-- begin DATA SHOWN --
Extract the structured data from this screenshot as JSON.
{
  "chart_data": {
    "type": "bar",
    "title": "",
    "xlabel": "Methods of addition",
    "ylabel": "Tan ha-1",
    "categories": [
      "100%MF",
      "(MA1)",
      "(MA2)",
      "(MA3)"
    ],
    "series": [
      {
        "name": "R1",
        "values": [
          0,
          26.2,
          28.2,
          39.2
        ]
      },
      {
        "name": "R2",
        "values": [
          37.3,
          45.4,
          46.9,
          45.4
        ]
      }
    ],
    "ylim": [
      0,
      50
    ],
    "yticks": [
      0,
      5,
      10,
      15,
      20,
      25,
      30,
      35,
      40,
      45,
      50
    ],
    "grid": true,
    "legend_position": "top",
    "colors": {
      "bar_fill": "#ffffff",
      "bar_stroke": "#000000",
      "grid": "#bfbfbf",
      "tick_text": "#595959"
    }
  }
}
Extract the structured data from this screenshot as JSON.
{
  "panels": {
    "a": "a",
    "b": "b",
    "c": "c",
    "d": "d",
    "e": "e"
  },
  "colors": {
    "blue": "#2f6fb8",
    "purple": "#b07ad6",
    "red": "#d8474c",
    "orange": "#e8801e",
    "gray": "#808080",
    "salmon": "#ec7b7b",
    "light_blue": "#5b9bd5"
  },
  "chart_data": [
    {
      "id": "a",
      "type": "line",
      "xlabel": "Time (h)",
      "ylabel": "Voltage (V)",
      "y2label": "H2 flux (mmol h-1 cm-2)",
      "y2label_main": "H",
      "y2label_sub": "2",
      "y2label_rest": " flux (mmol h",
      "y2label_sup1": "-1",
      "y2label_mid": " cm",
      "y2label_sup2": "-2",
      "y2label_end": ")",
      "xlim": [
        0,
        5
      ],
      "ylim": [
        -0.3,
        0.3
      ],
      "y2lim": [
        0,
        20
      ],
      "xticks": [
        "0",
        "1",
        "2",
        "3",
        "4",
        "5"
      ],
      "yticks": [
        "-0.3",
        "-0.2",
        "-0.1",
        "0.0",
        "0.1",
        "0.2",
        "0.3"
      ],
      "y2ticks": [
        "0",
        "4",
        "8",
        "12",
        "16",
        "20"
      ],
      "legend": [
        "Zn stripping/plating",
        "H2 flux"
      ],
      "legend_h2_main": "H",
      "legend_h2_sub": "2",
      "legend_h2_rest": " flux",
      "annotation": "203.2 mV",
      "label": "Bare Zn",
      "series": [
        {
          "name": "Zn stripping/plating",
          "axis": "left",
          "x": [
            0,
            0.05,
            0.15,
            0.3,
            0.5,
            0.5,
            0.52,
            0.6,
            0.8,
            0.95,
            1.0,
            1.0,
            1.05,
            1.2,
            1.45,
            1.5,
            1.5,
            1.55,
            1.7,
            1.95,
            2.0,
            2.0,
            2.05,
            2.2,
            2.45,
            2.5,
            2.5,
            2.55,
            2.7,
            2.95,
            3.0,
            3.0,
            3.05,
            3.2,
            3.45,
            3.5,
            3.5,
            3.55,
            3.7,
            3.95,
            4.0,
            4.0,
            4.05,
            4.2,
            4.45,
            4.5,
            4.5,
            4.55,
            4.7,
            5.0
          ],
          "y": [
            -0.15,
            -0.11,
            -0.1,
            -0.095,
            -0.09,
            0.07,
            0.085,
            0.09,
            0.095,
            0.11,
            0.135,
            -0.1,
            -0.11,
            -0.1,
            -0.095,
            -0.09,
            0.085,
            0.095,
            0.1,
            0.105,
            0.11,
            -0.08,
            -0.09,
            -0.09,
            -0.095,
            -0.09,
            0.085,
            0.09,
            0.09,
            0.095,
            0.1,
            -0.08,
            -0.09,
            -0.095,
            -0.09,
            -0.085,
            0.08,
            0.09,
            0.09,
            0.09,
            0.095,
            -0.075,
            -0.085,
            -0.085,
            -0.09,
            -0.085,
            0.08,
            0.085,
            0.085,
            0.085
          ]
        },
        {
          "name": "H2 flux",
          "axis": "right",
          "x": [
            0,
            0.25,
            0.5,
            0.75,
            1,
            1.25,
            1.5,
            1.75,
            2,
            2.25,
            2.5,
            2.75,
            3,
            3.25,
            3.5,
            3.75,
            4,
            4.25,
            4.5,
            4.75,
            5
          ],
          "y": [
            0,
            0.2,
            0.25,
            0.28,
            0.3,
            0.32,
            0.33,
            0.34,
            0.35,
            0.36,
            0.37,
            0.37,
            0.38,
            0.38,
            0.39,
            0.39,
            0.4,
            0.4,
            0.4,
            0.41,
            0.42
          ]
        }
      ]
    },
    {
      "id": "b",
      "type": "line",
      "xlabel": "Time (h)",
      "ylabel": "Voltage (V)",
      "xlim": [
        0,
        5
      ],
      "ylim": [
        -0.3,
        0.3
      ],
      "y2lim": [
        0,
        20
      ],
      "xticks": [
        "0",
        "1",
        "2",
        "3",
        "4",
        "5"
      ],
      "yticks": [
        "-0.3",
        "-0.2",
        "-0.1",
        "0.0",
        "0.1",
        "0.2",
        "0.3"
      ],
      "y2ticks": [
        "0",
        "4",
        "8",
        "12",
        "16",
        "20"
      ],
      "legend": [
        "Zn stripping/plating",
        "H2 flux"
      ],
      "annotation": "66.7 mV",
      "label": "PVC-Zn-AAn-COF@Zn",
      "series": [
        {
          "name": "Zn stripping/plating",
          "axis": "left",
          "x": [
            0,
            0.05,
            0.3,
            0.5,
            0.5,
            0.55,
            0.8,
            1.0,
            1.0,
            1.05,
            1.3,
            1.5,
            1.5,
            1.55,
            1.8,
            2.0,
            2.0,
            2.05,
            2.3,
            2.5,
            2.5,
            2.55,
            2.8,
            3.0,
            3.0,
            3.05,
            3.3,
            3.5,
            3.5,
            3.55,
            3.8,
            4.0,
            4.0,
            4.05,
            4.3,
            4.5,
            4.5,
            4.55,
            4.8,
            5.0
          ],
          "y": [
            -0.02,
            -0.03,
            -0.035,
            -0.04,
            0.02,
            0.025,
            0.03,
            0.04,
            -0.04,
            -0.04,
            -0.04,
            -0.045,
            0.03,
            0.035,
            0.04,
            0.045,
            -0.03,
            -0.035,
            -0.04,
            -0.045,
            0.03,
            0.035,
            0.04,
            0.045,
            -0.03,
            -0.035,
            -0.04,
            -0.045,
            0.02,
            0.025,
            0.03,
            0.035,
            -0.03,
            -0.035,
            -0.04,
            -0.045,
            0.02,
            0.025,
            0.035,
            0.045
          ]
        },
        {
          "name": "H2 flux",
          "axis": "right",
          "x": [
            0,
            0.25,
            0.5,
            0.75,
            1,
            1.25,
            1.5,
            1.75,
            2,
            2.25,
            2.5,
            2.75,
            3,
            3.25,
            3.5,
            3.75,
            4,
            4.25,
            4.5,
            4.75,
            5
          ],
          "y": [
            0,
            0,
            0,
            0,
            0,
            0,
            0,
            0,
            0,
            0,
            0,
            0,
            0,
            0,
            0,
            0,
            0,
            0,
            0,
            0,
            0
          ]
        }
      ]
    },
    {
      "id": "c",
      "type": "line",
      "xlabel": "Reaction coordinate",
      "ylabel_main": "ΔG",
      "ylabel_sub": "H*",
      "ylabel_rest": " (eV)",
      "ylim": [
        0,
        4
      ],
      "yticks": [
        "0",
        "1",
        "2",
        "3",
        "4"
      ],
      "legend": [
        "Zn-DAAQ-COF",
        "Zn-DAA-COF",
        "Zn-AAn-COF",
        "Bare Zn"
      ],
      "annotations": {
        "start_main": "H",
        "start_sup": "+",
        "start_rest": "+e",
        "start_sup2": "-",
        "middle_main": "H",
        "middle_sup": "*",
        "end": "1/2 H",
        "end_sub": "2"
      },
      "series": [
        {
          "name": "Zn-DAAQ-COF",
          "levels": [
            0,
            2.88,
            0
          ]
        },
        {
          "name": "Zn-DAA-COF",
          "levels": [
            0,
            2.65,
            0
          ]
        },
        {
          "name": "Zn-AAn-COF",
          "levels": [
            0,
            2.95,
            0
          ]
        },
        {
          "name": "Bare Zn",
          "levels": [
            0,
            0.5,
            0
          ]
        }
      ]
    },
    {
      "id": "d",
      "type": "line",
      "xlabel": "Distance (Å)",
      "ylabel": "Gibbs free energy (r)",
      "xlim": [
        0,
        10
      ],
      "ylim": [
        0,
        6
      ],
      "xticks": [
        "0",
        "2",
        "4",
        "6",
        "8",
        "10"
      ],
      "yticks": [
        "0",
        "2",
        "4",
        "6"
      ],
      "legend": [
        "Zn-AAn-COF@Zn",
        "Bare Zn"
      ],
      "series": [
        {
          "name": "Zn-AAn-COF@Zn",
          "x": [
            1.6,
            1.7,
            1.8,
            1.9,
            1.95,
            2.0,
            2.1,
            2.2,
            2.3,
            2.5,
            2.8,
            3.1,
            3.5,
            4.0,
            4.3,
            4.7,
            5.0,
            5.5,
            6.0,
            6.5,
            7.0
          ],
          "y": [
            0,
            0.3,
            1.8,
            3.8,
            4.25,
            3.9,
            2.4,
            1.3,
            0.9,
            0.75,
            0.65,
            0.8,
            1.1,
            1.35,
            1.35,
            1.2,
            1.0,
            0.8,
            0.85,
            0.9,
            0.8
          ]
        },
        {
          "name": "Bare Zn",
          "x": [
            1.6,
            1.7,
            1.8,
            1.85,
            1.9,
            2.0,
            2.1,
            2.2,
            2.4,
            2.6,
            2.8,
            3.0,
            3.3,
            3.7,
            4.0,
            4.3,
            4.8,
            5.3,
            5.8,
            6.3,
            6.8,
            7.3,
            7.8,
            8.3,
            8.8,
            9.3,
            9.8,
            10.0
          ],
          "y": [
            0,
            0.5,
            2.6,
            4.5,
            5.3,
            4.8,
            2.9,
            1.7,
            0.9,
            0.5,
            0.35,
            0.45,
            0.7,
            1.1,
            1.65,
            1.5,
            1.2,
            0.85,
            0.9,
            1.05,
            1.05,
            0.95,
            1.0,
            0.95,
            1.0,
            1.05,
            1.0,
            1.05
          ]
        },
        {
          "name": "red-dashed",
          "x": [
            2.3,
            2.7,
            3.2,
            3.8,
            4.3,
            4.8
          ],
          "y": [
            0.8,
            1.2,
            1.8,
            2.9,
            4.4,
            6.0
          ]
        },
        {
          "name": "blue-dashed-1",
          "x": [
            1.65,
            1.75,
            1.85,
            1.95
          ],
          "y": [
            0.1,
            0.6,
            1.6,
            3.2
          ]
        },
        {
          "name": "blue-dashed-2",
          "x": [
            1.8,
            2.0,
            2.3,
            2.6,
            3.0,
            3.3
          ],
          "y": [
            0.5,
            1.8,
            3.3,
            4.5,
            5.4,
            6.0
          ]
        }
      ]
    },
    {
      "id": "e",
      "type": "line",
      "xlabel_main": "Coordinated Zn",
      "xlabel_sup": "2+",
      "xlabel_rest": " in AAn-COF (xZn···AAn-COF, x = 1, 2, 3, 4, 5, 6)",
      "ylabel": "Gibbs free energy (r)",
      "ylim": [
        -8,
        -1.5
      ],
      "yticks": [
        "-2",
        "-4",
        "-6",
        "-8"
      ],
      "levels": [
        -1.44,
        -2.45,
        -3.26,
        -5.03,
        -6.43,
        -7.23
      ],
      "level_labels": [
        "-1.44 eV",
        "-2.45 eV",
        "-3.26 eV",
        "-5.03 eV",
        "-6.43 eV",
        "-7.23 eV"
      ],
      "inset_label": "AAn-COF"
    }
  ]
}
-- end DATA SHOWN --
EXERCISE BRIEF ->
Only the number is wanted: count the lines of the records that hold the word "mmol".

WRITTEN ANSWER ->
2